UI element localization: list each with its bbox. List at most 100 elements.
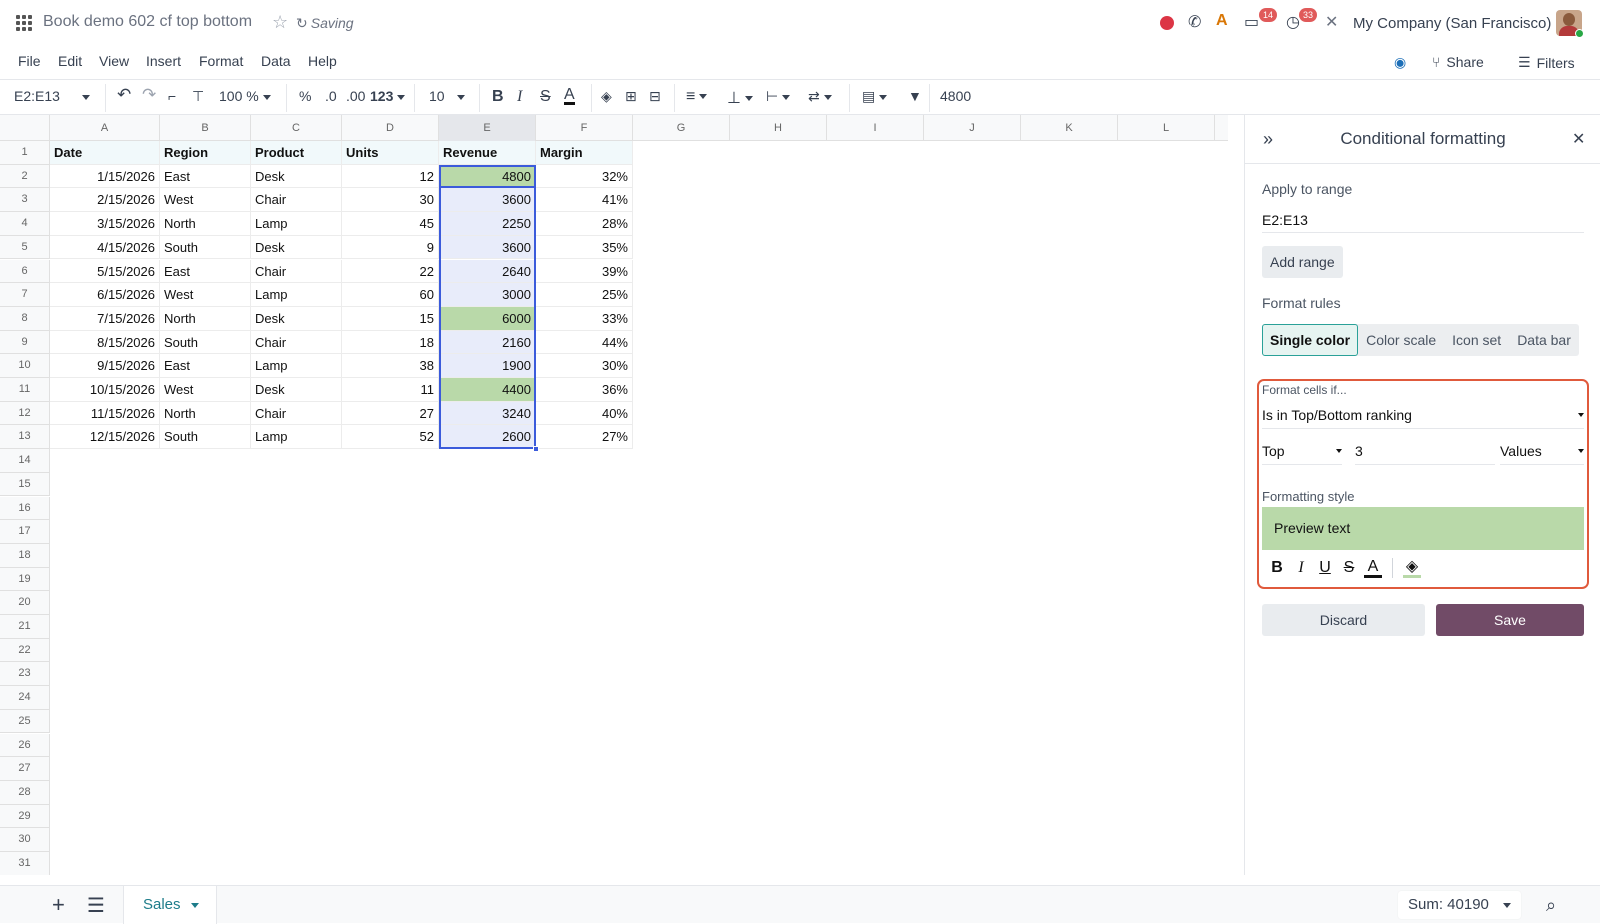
row-header[interactable]: 29 xyxy=(0,804,50,829)
cell[interactable]: 10/15/2026 xyxy=(50,378,160,402)
cell[interactable]: Chair xyxy=(251,330,342,355)
company-switcher[interactable]: My Company (San Francisco) xyxy=(1353,15,1551,32)
filters-button[interactable]: ☰ Filters xyxy=(1518,54,1575,71)
tab-color-scale[interactable]: Color scale xyxy=(1358,324,1444,356)
row-header[interactable]: 28 xyxy=(0,780,50,805)
cell[interactable]: Desk xyxy=(251,235,342,260)
row-header[interactable]: 3 xyxy=(0,188,50,213)
cell[interactable]: 6/15/2026 xyxy=(50,283,160,307)
row-header[interactable]: 17 xyxy=(0,520,50,544)
cell[interactable]: 27 xyxy=(342,401,439,426)
row-header[interactable]: 26 xyxy=(0,733,50,758)
row-header[interactable]: 4 xyxy=(0,212,50,236)
messages-icon[interactable]: ▭ xyxy=(1244,12,1259,32)
cell[interactable]: 3000 xyxy=(439,283,536,307)
discard-button[interactable]: Discard xyxy=(1262,604,1425,636)
cell[interactable]: 3240 xyxy=(439,401,536,426)
apps-menu-icon[interactable] xyxy=(16,15,32,31)
column-header[interactable]: D xyxy=(342,115,439,141)
cell[interactable]: 30 xyxy=(342,188,439,213)
autofill-handle[interactable] xyxy=(533,446,539,453)
cell[interactable]: 2250 xyxy=(439,212,536,236)
cell[interactable]: 11/15/2026 xyxy=(50,401,160,426)
row-header[interactable]: 15 xyxy=(0,472,50,497)
cell[interactable]: 30% xyxy=(536,354,633,378)
cell[interactable]: Desk xyxy=(251,378,342,402)
cell[interactable]: East xyxy=(160,259,251,284)
undo-icon[interactable]: ↶ xyxy=(117,85,131,105)
column-header[interactable]: A xyxy=(50,115,160,141)
italic-icon[interactable]: I xyxy=(1292,559,1310,577)
row-header[interactable]: 22 xyxy=(0,638,50,663)
font-size-select[interactable]: 10 xyxy=(429,88,465,104)
cell[interactable]: Lamp xyxy=(251,425,342,450)
cell[interactable]: 12 xyxy=(342,164,439,189)
increase-decimal-button[interactable]: .00 xyxy=(346,88,365,104)
redo-icon[interactable]: ↷ xyxy=(142,85,156,105)
cell[interactable]: Lamp xyxy=(251,212,342,236)
cell[interactable]: South xyxy=(160,235,251,260)
add-sheet-icon[interactable]: + xyxy=(52,892,65,918)
record-icon[interactable] xyxy=(1160,16,1174,30)
row-header[interactable]: 1 xyxy=(0,141,50,165)
bold-icon[interactable]: B xyxy=(492,88,504,106)
row-header[interactable]: 14 xyxy=(0,449,50,473)
cell[interactable]: 3/15/2026 xyxy=(50,212,160,236)
menu-view[interactable]: View xyxy=(99,53,129,69)
clear-format-icon[interactable]: ⊤ xyxy=(192,88,204,105)
cell[interactable]: 32% xyxy=(536,164,633,189)
text-wrap-icon[interactable]: ⊢ xyxy=(766,88,791,105)
formula-bar[interactable]: 4800 xyxy=(940,88,971,104)
add-range-button[interactable]: Add range xyxy=(1262,246,1343,278)
menu-edit[interactable]: Edit xyxy=(58,53,82,69)
cell[interactable]: 7/15/2026 xyxy=(50,306,160,331)
cell[interactable]: Date xyxy=(50,141,160,165)
row-header[interactable]: 18 xyxy=(0,543,50,568)
column-header[interactable]: J xyxy=(924,115,1021,141)
row-header[interactable]: 27 xyxy=(0,757,50,781)
cell[interactable]: South xyxy=(160,425,251,450)
menu-data[interactable]: Data xyxy=(261,53,291,69)
column-header[interactable]: C xyxy=(251,115,342,141)
column-header[interactable]: L xyxy=(1118,115,1215,141)
column-header[interactable]: F xyxy=(536,115,633,141)
cell[interactable]: 28% xyxy=(536,212,633,236)
row-header[interactable]: 2 xyxy=(0,164,50,189)
condition-select[interactable]: Is in Top/Bottom ranking xyxy=(1262,401,1584,429)
row-header[interactable]: 13 xyxy=(0,425,50,450)
close-icon[interactable]: ✕ xyxy=(1572,129,1585,149)
row-header[interactable]: 21 xyxy=(0,615,50,639)
cell[interactable]: Chair xyxy=(251,401,342,426)
cell[interactable]: 41% xyxy=(536,188,633,213)
select-all-corner[interactable] xyxy=(0,115,50,141)
row-header[interactable]: 5 xyxy=(0,235,50,260)
cell[interactable]: North xyxy=(160,212,251,236)
document-title[interactable]: Book demo 602 cf top bottom xyxy=(43,13,252,31)
cell[interactable]: 36% xyxy=(536,378,633,402)
cell[interactable]: Chair xyxy=(251,259,342,284)
cell[interactable]: 5/15/2026 xyxy=(50,259,160,284)
row-header[interactable]: 8 xyxy=(0,306,50,331)
column-header[interactable]: H xyxy=(730,115,827,141)
sheet-list-icon[interactable]: ☰ xyxy=(87,893,105,918)
rank-count-input[interactable]: 3 xyxy=(1355,437,1495,465)
cell[interactable]: Product xyxy=(251,141,342,165)
cell[interactable]: 2160 xyxy=(439,330,536,355)
decrease-decimal-button[interactable]: .0 xyxy=(325,88,337,104)
cell[interactable]: 8/15/2026 xyxy=(50,330,160,355)
menu-help[interactable]: Help xyxy=(308,53,337,69)
cell[interactable]: Region xyxy=(160,141,251,165)
cell[interactable]: 33% xyxy=(536,306,633,331)
cell[interactable]: 1/15/2026 xyxy=(50,164,160,189)
phone-icon[interactable]: ✆ xyxy=(1188,12,1201,32)
find-replace-icon[interactable]: ⌕ xyxy=(1546,895,1556,916)
row-header[interactable]: 7 xyxy=(0,283,50,307)
strikethrough-icon[interactable]: S xyxy=(540,88,551,106)
cell[interactable]: 39% xyxy=(536,259,633,284)
row-header[interactable]: 11 xyxy=(0,378,50,402)
row-header[interactable]: 9 xyxy=(0,330,50,355)
fill-color-icon[interactable]: ◈ xyxy=(1403,558,1421,578)
row-header[interactable]: 10 xyxy=(0,354,50,378)
cell[interactable]: East xyxy=(160,164,251,189)
rank-unit-select[interactable]: Values xyxy=(1500,437,1584,465)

※ ※ ※

Replace "Desk" with "Table" throughout the material above and give all of it again, changing nothing else. Omit the pictures from your answer.

UI element localization: list each with its bbox. List at most 100 elements.
row-header[interactable]: 29 xyxy=(0,804,50,829)
cell[interactable]: 10/15/2026 xyxy=(50,378,160,402)
cell[interactable]: Chair xyxy=(251,330,342,355)
company-switcher[interactable]: My Company (San Francisco) xyxy=(1353,15,1551,32)
filters-button[interactable]: ☰ Filters xyxy=(1518,54,1575,71)
tab-color-scale[interactable]: Color scale xyxy=(1358,324,1444,356)
row-header[interactable]: 28 xyxy=(0,780,50,805)
cell[interactable]: Table xyxy=(251,235,342,260)
row-header[interactable]: 3 xyxy=(0,188,50,213)
cell[interactable]: 6/15/2026 xyxy=(50,283,160,307)
row-header[interactable]: 17 xyxy=(0,520,50,544)
cell[interactable]: 27 xyxy=(342,401,439,426)
row-header[interactable]: 26 xyxy=(0,733,50,758)
row-header[interactable]: 4 xyxy=(0,212,50,236)
messages-icon[interactable]: ▭ xyxy=(1244,12,1259,32)
cell[interactable]: 3000 xyxy=(439,283,536,307)
discard-button[interactable]: Discard xyxy=(1262,604,1425,636)
cell[interactable]: 3240 xyxy=(439,401,536,426)
apps-menu-icon[interactable] xyxy=(16,15,32,31)
column-header[interactable]: D xyxy=(342,115,439,141)
cell[interactable]: 30 xyxy=(342,188,439,213)
autofill-handle[interactable] xyxy=(533,446,539,453)
cell[interactable]: 2250 xyxy=(439,212,536,236)
cell[interactable]: 11/15/2026 xyxy=(50,401,160,426)
row-header[interactable]: 15 xyxy=(0,472,50,497)
cell[interactable]: 30% xyxy=(536,354,633,378)
cell[interactable]: Table xyxy=(251,378,342,402)
cell[interactable]: East xyxy=(160,259,251,284)
undo-icon[interactable]: ↶ xyxy=(117,85,131,105)
column-header[interactable]: A xyxy=(50,115,160,141)
italic-icon[interactable]: I xyxy=(1292,559,1310,577)
row-header[interactable]: 22 xyxy=(0,638,50,663)
font-size-select[interactable]: 10 xyxy=(429,88,465,104)
cell[interactable]: Lamp xyxy=(251,425,342,450)
cell[interactable]: 12 xyxy=(342,164,439,189)
increase-decimal-button[interactable]: .00 xyxy=(346,88,365,104)
redo-icon[interactable]: ↷ xyxy=(142,85,156,105)
cell[interactable]: Lamp xyxy=(251,212,342,236)
cell[interactable]: South xyxy=(160,235,251,260)
add-sheet-icon[interactable]: + xyxy=(52,892,65,918)
record-icon[interactable] xyxy=(1160,16,1174,30)
row-header[interactable]: 1 xyxy=(0,141,50,165)
bold-icon[interactable]: B xyxy=(492,88,504,106)
row-header[interactable]: 14 xyxy=(0,449,50,473)
cell[interactable]: 3/15/2026 xyxy=(50,212,160,236)
menu-view[interactable]: View xyxy=(99,53,129,69)
clear-format-icon[interactable]: ⊤ xyxy=(192,88,204,105)
cell[interactable]: 32% xyxy=(536,164,633,189)
text-wrap-icon[interactable]: ⊢ xyxy=(766,88,791,105)
formula-bar[interactable]: 4800 xyxy=(940,88,971,104)
add-range-button[interactable]: Add range xyxy=(1262,246,1343,278)
menu-edit[interactable]: Edit xyxy=(58,53,82,69)
cell[interactable]: 7/15/2026 xyxy=(50,306,160,331)
cell[interactable]: Date xyxy=(50,141,160,165)
row-header[interactable]: 18 xyxy=(0,543,50,568)
column-header[interactable]: J xyxy=(924,115,1021,141)
row-header[interactable]: 27 xyxy=(0,757,50,781)
cell[interactable]: South xyxy=(160,425,251,450)
menu-data[interactable]: Data xyxy=(261,53,291,69)
column-header[interactable]: C xyxy=(251,115,342,141)
column-header[interactable]: L xyxy=(1118,115,1215,141)
column-header[interactable]: F xyxy=(536,115,633,141)
cell[interactable]: 28% xyxy=(536,212,633,236)
row-header[interactable]: 2 xyxy=(0,164,50,189)
condition-select[interactable]: Is in Top/Bottom ranking xyxy=(1262,401,1584,429)
row-header[interactable]: 13 xyxy=(0,425,50,450)
close-icon[interactable]: ✕ xyxy=(1572,129,1585,149)
row-header[interactable]: 21 xyxy=(0,615,50,639)
cell[interactable]: Chair xyxy=(251,401,342,426)
cell[interactable]: 41% xyxy=(536,188,633,213)
select-all-corner[interactable] xyxy=(0,115,50,141)
row-header[interactable]: 5 xyxy=(0,235,50,260)
cell[interactable]: North xyxy=(160,212,251,236)
document-title[interactable]: Book demo 602 cf top bottom xyxy=(43,13,252,31)
cell[interactable]: 36% xyxy=(536,378,633,402)
cell[interactable]: Chair xyxy=(251,259,342,284)
cell[interactable]: 5/15/2026 xyxy=(50,259,160,284)
row-header[interactable]: 8 xyxy=(0,306,50,331)
column-header[interactable]: H xyxy=(730,115,827,141)
sheet-list-icon[interactable]: ☰ xyxy=(87,893,105,918)
rank-count-input[interactable]: 3 xyxy=(1355,437,1495,465)
cell[interactable]: Product xyxy=(251,141,342,165)
cell[interactable]: 2160 xyxy=(439,330,536,355)
decrease-decimal-button[interactable]: .0 xyxy=(325,88,337,104)
cell[interactable]: 8/15/2026 xyxy=(50,330,160,355)
menu-help[interactable]: Help xyxy=(308,53,337,69)
cell[interactable]: Region xyxy=(160,141,251,165)
cell[interactable]: 33% xyxy=(536,306,633,331)
cell[interactable]: 1/15/2026 xyxy=(50,164,160,189)
phone-icon[interactable]: ✆ xyxy=(1188,12,1201,32)
find-replace-icon[interactable]: ⌕ xyxy=(1546,895,1556,916)
row-header[interactable]: 7 xyxy=(0,283,50,307)
strikethrough-icon[interactable]: S xyxy=(540,88,551,106)
cell[interactable]: 39% xyxy=(536,259,633,284)
row-header[interactable]: 11 xyxy=(0,378,50,402)
row-header[interactable]: 9 xyxy=(0,330,50,355)
fill-color-icon[interactable]: ◈ xyxy=(1403,558,1421,578)
row-header[interactable]: 10 xyxy=(0,354,50,378)
cell[interactable]: East xyxy=(160,164,251,189)
rank-unit-select[interactable]: Values xyxy=(1500,437,1584,465)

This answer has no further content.